**Instructions to follow**
Go through the data below. List every line that holds the word "newState".

**Input data**

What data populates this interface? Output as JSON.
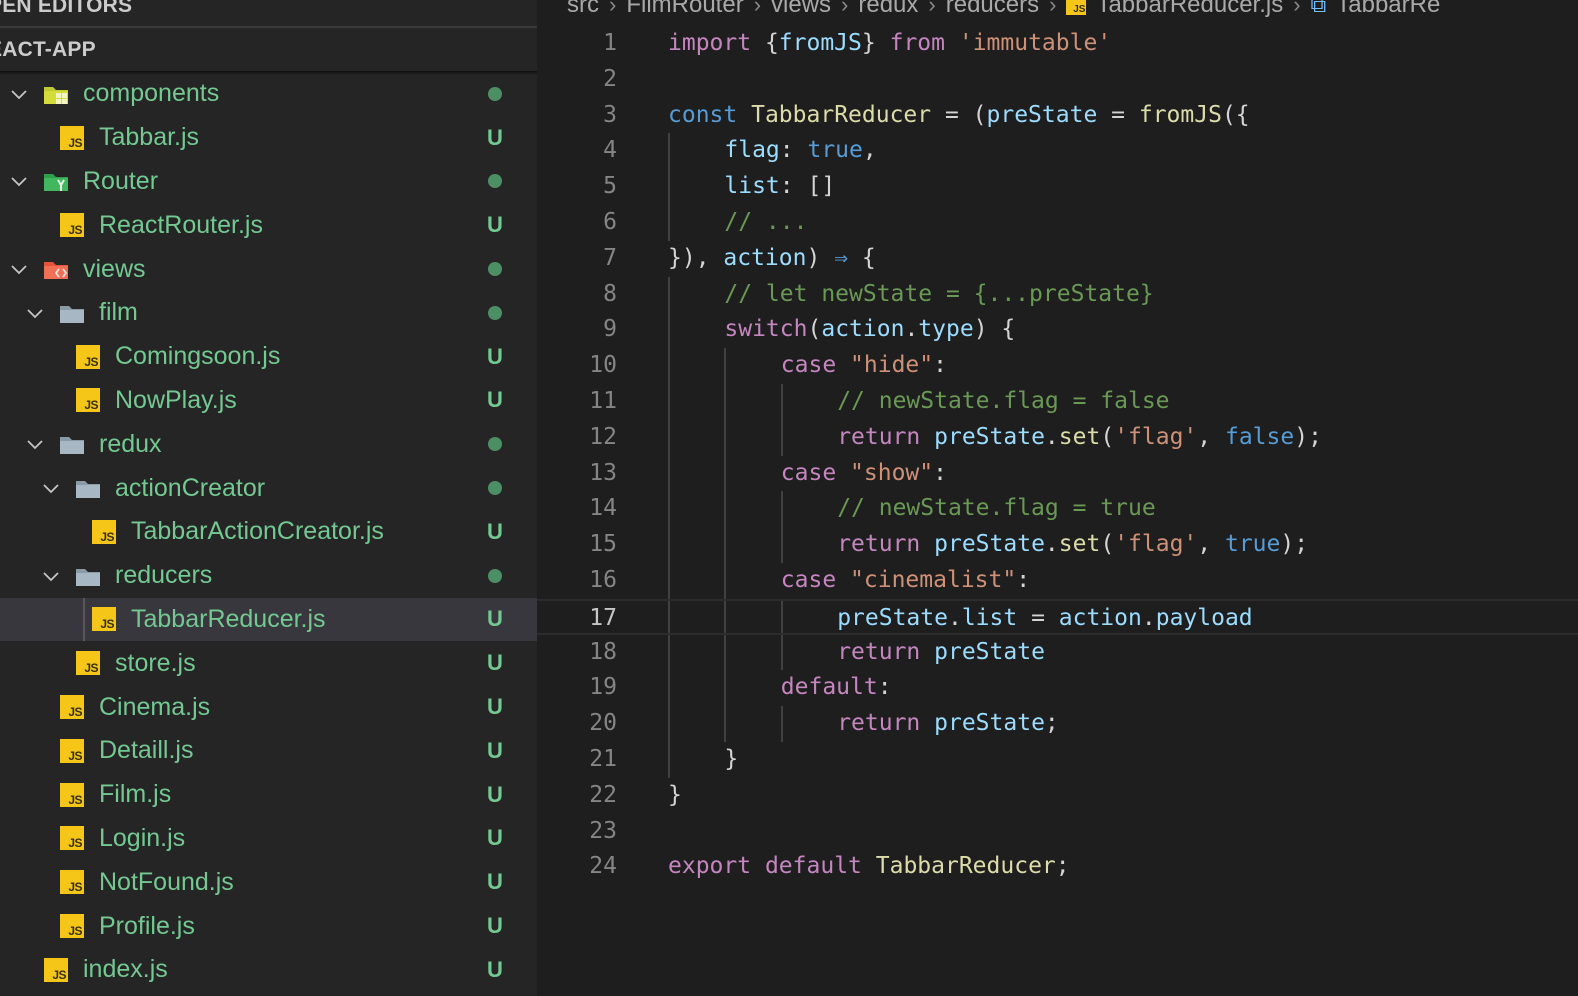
{
  "sidebar": {
    "open_editors_label": "PEN EDITORS",
    "project_label": "EACT-APP",
    "tree": [
      {
        "label": "components",
        "depth": 0,
        "kind": "folder",
        "icon": "components-folder-icon",
        "expanded": true,
        "status": "dot"
      },
      {
        "label": "Tabbar.js",
        "depth": 1,
        "kind": "js",
        "status": "U"
      },
      {
        "label": "Router",
        "depth": 0,
        "kind": "folder",
        "icon": "router-folder-icon",
        "expanded": true,
        "status": "dot"
      },
      {
        "label": "ReactRouter.js",
        "depth": 1,
        "kind": "js",
        "status": "U"
      },
      {
        "label": "views",
        "depth": 0,
        "kind": "folder",
        "icon": "views-folder-icon",
        "expanded": true,
        "status": "dot"
      },
      {
        "label": "film",
        "depth": 1,
        "kind": "folder",
        "icon": "folder-icon",
        "expanded": true,
        "status": "dot"
      },
      {
        "label": "Comingsoon.js",
        "depth": 2,
        "kind": "js",
        "status": "U"
      },
      {
        "label": "NowPlay.js",
        "depth": 2,
        "kind": "js",
        "status": "U"
      },
      {
        "label": "redux",
        "depth": 1,
        "kind": "folder",
        "icon": "folder-icon",
        "expanded": true,
        "status": "dot"
      },
      {
        "label": "actionCreator",
        "depth": 2,
        "kind": "folder",
        "icon": "folder-icon",
        "expanded": true,
        "status": "dot"
      },
      {
        "label": "TabbarActionCreator.js",
        "depth": 3,
        "kind": "js",
        "status": "U"
      },
      {
        "label": "reducers",
        "depth": 2,
        "kind": "folder",
        "icon": "folder-icon",
        "expanded": true,
        "status": "dot"
      },
      {
        "label": "TabbarReducer.js",
        "depth": 3,
        "kind": "js",
        "status": "U",
        "active": true
      },
      {
        "label": "store.js",
        "depth": 2,
        "kind": "js",
        "status": "U"
      },
      {
        "label": "Cinema.js",
        "depth": 1,
        "kind": "js",
        "status": "U"
      },
      {
        "label": "Detaill.js",
        "depth": 1,
        "kind": "js",
        "status": "U"
      },
      {
        "label": "Film.js",
        "depth": 1,
        "kind": "js",
        "status": "U"
      },
      {
        "label": "Login.js",
        "depth": 1,
        "kind": "js",
        "status": "U"
      },
      {
        "label": "NotFound.js",
        "depth": 1,
        "kind": "js",
        "status": "U"
      },
      {
        "label": "Profile.js",
        "depth": 1,
        "kind": "js",
        "status": "U"
      },
      {
        "label": "index.js",
        "depth": 0,
        "kind": "js",
        "status": "U"
      }
    ]
  },
  "breadcrumb": {
    "items": [
      "src",
      "FilmRouter",
      "views",
      "redux",
      "reducers",
      "TabbarReducer.js",
      "TabbarRe"
    ],
    "js_badge": "JS",
    "symbol_icon": "symbol-variable-icon"
  },
  "editor": {
    "active_line": 17,
    "lines": [
      {
        "n": "1",
        "indent": 0,
        "tokens": [
          [
            "kw",
            "import"
          ],
          [
            "pn",
            " {"
          ],
          [
            "vr",
            "fromJS"
          ],
          [
            "pn",
            "} "
          ],
          [
            "kw",
            "from"
          ],
          [
            "pn",
            " "
          ],
          [
            "str",
            "'immutable'"
          ]
        ]
      },
      {
        "n": "2",
        "indent": 0,
        "tokens": []
      },
      {
        "n": "3",
        "indent": 0,
        "tokens": [
          [
            "st",
            "const"
          ],
          [
            "pn",
            " "
          ],
          [
            "fn",
            "TabbarReducer"
          ],
          [
            "pn",
            " = ("
          ],
          [
            "vr",
            "preState"
          ],
          [
            "pn",
            " = "
          ],
          [
            "fn",
            "fromJS"
          ],
          [
            "pn",
            "({"
          ]
        ]
      },
      {
        "n": "4",
        "indent": 1,
        "tokens": [
          [
            "vr",
            "flag"
          ],
          [
            "pn",
            ": "
          ],
          [
            "st",
            "true"
          ],
          [
            "pn",
            ","
          ]
        ]
      },
      {
        "n": "5",
        "indent": 1,
        "tokens": [
          [
            "vr",
            "list"
          ],
          [
            "pn",
            ": []"
          ]
        ]
      },
      {
        "n": "6",
        "indent": 1,
        "tokens": [
          [
            "cm",
            "// ..."
          ]
        ]
      },
      {
        "n": "7",
        "indent": 0,
        "tokens": [
          [
            "pn",
            "}), "
          ],
          [
            "vr",
            "action"
          ],
          [
            "pn",
            ") "
          ],
          [
            "st",
            "⇒"
          ],
          [
            "pn",
            " {"
          ]
        ]
      },
      {
        "n": "8",
        "indent": 1,
        "tokens": [
          [
            "cm",
            "// let newState = {...preState}"
          ]
        ]
      },
      {
        "n": "9",
        "indent": 1,
        "tokens": [
          [
            "kw",
            "switch"
          ],
          [
            "pn",
            "("
          ],
          [
            "vr",
            "action"
          ],
          [
            "pn",
            "."
          ],
          [
            "vr",
            "type"
          ],
          [
            "pn",
            ") {"
          ]
        ]
      },
      {
        "n": "10",
        "indent": 2,
        "tokens": [
          [
            "kw",
            "case"
          ],
          [
            "pn",
            " "
          ],
          [
            "str",
            "\"hide\""
          ],
          [
            "pn",
            ":"
          ]
        ]
      },
      {
        "n": "11",
        "indent": 3,
        "tokens": [
          [
            "cm",
            "// newState.flag = false"
          ]
        ]
      },
      {
        "n": "12",
        "indent": 3,
        "tokens": [
          [
            "kw",
            "return"
          ],
          [
            "pn",
            " "
          ],
          [
            "vr",
            "preState"
          ],
          [
            "pn",
            "."
          ],
          [
            "fn",
            "set"
          ],
          [
            "pn",
            "("
          ],
          [
            "str",
            "'flag'"
          ],
          [
            "pn",
            ", "
          ],
          [
            "st",
            "false"
          ],
          [
            "pn",
            ");"
          ]
        ]
      },
      {
        "n": "13",
        "indent": 2,
        "tokens": [
          [
            "kw",
            "case"
          ],
          [
            "pn",
            " "
          ],
          [
            "str",
            "\"show\""
          ],
          [
            "pn",
            ":"
          ]
        ]
      },
      {
        "n": "14",
        "indent": 3,
        "tokens": [
          [
            "cm",
            "// newState.flag = true"
          ]
        ]
      },
      {
        "n": "15",
        "indent": 3,
        "tokens": [
          [
            "kw",
            "return"
          ],
          [
            "pn",
            " "
          ],
          [
            "vr",
            "preState"
          ],
          [
            "pn",
            "."
          ],
          [
            "fn",
            "set"
          ],
          [
            "pn",
            "("
          ],
          [
            "str",
            "'flag'"
          ],
          [
            "pn",
            ", "
          ],
          [
            "st",
            "true"
          ],
          [
            "pn",
            ");"
          ]
        ]
      },
      {
        "n": "16",
        "indent": 2,
        "tokens": [
          [
            "kw",
            "case"
          ],
          [
            "pn",
            " "
          ],
          [
            "str",
            "\"cinemalist\""
          ],
          [
            "pn",
            ":"
          ]
        ]
      },
      {
        "n": "17",
        "indent": 3,
        "tokens": [
          [
            "vr",
            "preState"
          ],
          [
            "pn",
            "."
          ],
          [
            "vr",
            "list"
          ],
          [
            "pn",
            " = "
          ],
          [
            "vr",
            "action"
          ],
          [
            "pn",
            "."
          ],
          [
            "vr",
            "payload"
          ]
        ]
      },
      {
        "n": "18",
        "indent": 3,
        "tokens": [
          [
            "kw",
            "return"
          ],
          [
            "pn",
            " "
          ],
          [
            "vr",
            "preState"
          ]
        ]
      },
      {
        "n": "19",
        "indent": 2,
        "tokens": [
          [
            "kw",
            "default"
          ],
          [
            "pn",
            ":"
          ]
        ]
      },
      {
        "n": "20",
        "indent": 3,
        "tokens": [
          [
            "kw",
            "return"
          ],
          [
            "pn",
            " "
          ],
          [
            "vr",
            "preState"
          ],
          [
            "pn",
            ";"
          ]
        ]
      },
      {
        "n": "21",
        "indent": 1,
        "tokens": [
          [
            "pn",
            "}"
          ]
        ]
      },
      {
        "n": "22",
        "indent": 0,
        "tokens": [
          [
            "pn",
            "}"
          ]
        ]
      },
      {
        "n": "23",
        "indent": 0,
        "tokens": []
      },
      {
        "n": "24",
        "indent": 0,
        "tokens": [
          [
            "kw",
            "export"
          ],
          [
            "pn",
            " "
          ],
          [
            "kw",
            "default"
          ],
          [
            "pn",
            " "
          ],
          [
            "fn",
            "TabbarReducer"
          ],
          [
            "pn",
            ";"
          ]
        ]
      }
    ]
  }
}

**Complete answer**
            "// let newState = {...preState}"
            "// newState.flag = false"
            "// newState.flag = true"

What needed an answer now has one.